*Requirements:* For the entries that follow, tally the lines holding the string "name". Give the total and nothing else.

— start of Dataset content —

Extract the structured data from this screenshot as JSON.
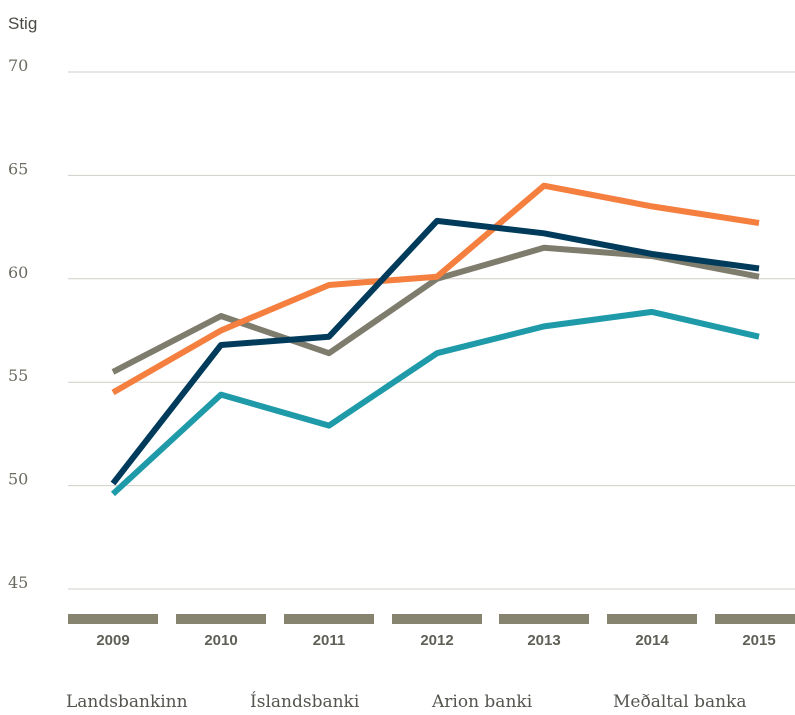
{
  "chart_data": {
    "type": "line",
    "ylabel": "Stig",
    "xlabel": "",
    "title": "",
    "ylim": [
      45,
      70
    ],
    "yticks": [
      70,
      65,
      60,
      55,
      50,
      45
    ],
    "categories": [
      "2009",
      "2010",
      "2011",
      "2012",
      "2013",
      "2014",
      "2015"
    ],
    "grid": true,
    "legend_position": "bottom",
    "series": [
      {
        "name": "Landsbankinn",
        "color": "#003b5c",
        "values": [
          50.1,
          56.8,
          57.2,
          62.8,
          62.2,
          61.2,
          60.5
        ]
      },
      {
        "name": "Íslandsbanki",
        "color": "#f47f3f",
        "values": [
          54.5,
          57.5,
          59.7,
          60.1,
          64.5,
          63.5,
          62.7
        ]
      },
      {
        "name": "Arion banki",
        "color": "#1e9aa9",
        "values": [
          49.6,
          54.4,
          52.9,
          56.4,
          57.7,
          58.4,
          57.2
        ]
      },
      {
        "name": "Meðaltal banka",
        "color": "#7e7c6c",
        "values": [
          55.5,
          58.2,
          56.4,
          60.0,
          61.5,
          61.1,
          60.1
        ]
      }
    ]
  }
}
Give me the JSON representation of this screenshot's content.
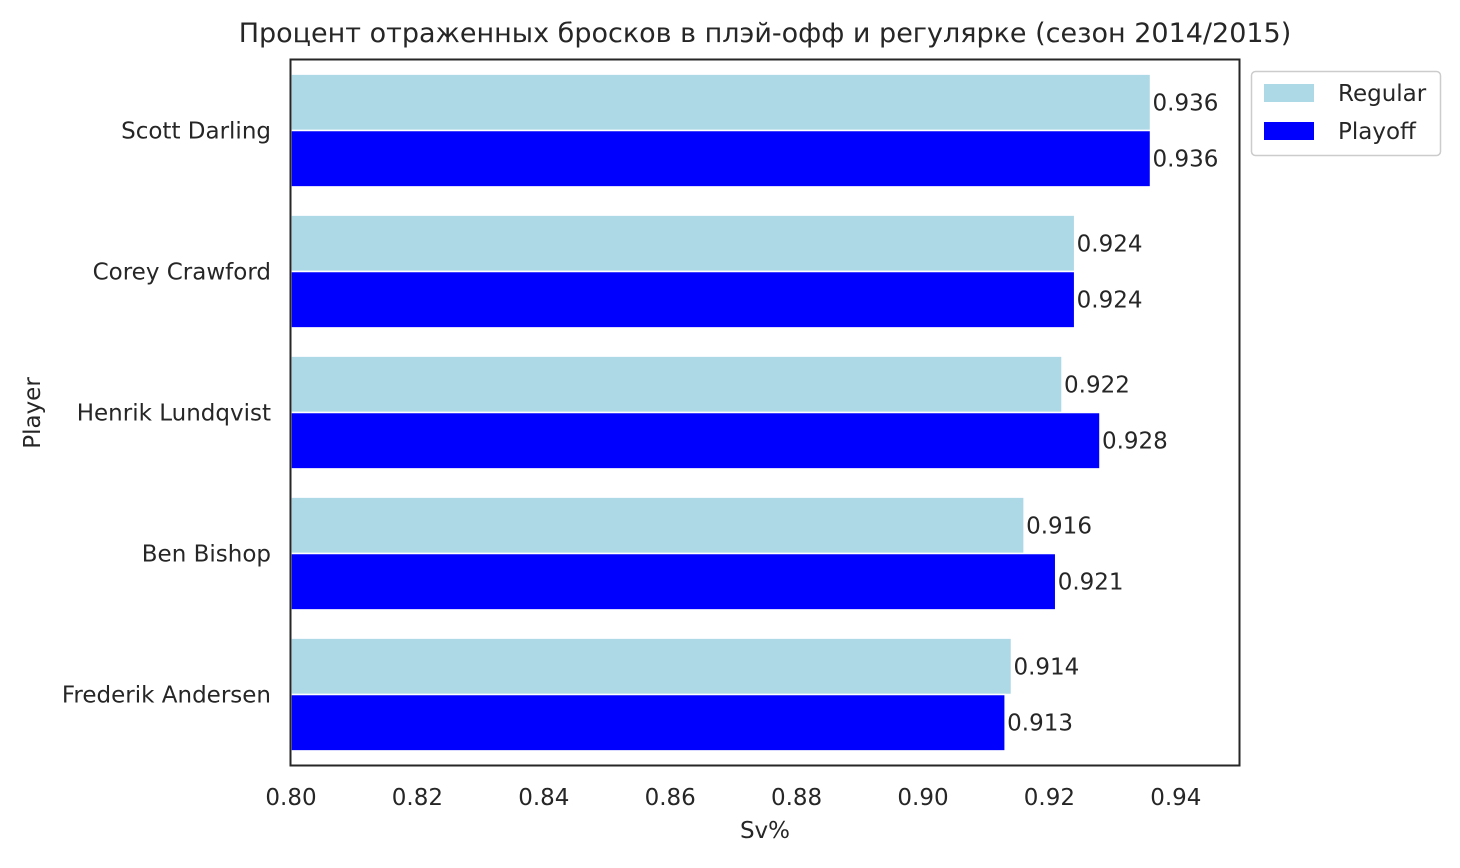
{
  "chart_data": {
    "type": "bar",
    "orientation": "horizontal",
    "title": "Процент отраженных бросков в плэй-офф и регулярке (сезон 2014/2015)",
    "xlabel": "Sv%",
    "ylabel": "Player",
    "categories": [
      "Scott Darling",
      "Corey Crawford",
      "Henrik Lundqvist",
      "Ben Bishop",
      "Frederik Andersen"
    ],
    "series": [
      {
        "name": "Regular",
        "color": "#add8e6",
        "values": [
          0.936,
          0.924,
          0.922,
          0.916,
          0.914
        ],
        "labels": [
          "0.936",
          "0.924",
          "0.922",
          "0.916",
          "0.914"
        ]
      },
      {
        "name": "Playoff",
        "color": "#0000ff",
        "values": [
          0.936,
          0.924,
          0.928,
          0.921,
          0.913
        ],
        "labels": [
          "0.936",
          "0.924",
          "0.928",
          "0.921",
          "0.913"
        ]
      }
    ],
    "xlim": [
      0.8,
      0.95
    ],
    "xticks": [
      "0.80",
      "0.82",
      "0.84",
      "0.86",
      "0.88",
      "0.90",
      "0.92",
      "0.94"
    ],
    "xtick_values": [
      0.8,
      0.82,
      0.84,
      0.86,
      0.88,
      0.9,
      0.92,
      0.94
    ],
    "grid": false,
    "legend_position": "outside top-right"
  }
}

— end of Dataset content —

*Output for this exercise:* 6